__PAGE EXCERPT__

Bear in mind that all the above numbers are approximations, but show the type of calculations you will need to make to compare your options.
My reaction would have been to have made the same comment as bednobs.
The reason is that your stakeholder pension is worth a fixed sum of money (defined contribution) whereas your NHS pension is a defined benefits scheme that gives you a sum of pension based on your final salary on retirement and the number of years you have worked there (you usually need 40 yrs of service to accrue the maximum benefits). You usually cannot add benefits to such schemes.
If you are saying the NHS will let you transfer in, they must be offering you a number of extra years' worth of benefits (i.e. as if you had worked there longer than you have). So for a start you need to understand how many extra years they are offering you.
As to whether it is a good idea, I cannot advise you - only a qualified and regulated person under the FSA can do that. You would have to pay for such advice and the person will fully explain the options and potential upsides / downsides to you.
The reason is that your stakeholder pension is worth a fixed sum of money (defined contribution) whereas your NHS pension is a defined benefits scheme that gives you a sum of pension based on your final salary on retirement and the number of years you have worked there (you usually need 40 yrs of service to accrue the maximum benefits). You usually cannot add benefits to such schemes.

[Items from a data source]
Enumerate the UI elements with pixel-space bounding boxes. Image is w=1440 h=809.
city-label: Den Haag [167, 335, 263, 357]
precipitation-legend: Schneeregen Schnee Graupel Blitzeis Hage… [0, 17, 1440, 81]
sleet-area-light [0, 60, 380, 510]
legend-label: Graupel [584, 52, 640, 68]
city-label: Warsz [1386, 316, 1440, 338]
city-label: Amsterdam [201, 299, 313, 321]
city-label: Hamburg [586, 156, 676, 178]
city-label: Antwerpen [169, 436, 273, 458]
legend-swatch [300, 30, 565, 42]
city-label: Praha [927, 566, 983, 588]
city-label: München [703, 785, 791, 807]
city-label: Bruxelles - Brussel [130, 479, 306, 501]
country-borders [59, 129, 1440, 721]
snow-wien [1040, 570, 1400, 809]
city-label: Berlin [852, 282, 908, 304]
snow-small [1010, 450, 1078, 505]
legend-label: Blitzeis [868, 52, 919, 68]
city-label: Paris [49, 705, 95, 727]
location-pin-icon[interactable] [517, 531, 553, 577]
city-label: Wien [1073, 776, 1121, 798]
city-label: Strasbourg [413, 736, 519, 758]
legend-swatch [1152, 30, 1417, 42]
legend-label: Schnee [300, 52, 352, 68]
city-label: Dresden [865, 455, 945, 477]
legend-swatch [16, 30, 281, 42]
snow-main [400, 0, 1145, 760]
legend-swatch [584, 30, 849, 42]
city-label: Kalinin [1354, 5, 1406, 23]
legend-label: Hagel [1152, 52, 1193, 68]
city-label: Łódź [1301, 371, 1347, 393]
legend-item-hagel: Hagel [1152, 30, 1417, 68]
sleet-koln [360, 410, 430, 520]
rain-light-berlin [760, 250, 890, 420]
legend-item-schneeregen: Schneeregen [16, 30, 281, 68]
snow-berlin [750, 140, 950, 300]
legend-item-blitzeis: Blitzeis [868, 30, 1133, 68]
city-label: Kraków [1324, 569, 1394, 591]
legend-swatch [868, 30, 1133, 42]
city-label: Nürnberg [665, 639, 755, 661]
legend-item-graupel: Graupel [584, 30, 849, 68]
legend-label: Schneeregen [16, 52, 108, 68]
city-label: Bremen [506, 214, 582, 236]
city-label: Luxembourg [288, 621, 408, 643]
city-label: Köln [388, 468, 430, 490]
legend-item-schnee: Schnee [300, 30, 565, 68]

__REQUIRED TASK 1__
Based on the pension post, decide whether each statement agrees with it. Answer yes or no, and quote the words that settle it.
(a) The stakeholder pension is a defined contribution scheme.
(b) The writer offers advice on whether the transfer is a good idea.
(c) Maximum benefits usually require 30 years of service.
__REQUIRED TASK 2__
List each different remark enclosed in parentheses in the pension post.
__REQUIRED TASK 3__
Copy the pension post word for word, from "As to whether" to "downsides to you.".

__FULL SOLUTION 1__
(a) Yes: "your stakeholder pension is worth a fixed sum of money (defined contribution)"
(b) No: "I cannot advise you"
(c) No: "you usually need 40 yrs of service to accrue the maximum benefits"

__FULL SOLUTION 2__
(defined contribution)
(you usually need 40 yrs of service to accrue the maximum benefits)
(i.e. as if you had worked there longer than you have)

__FULL SOLUTION 3__
As to whether it is a good idea, I cannot advise you - only a qualified and regulated person under the FSA can do that. You would have to pay for such advice and the person will fully explain the options and potential upsides / downsides to you.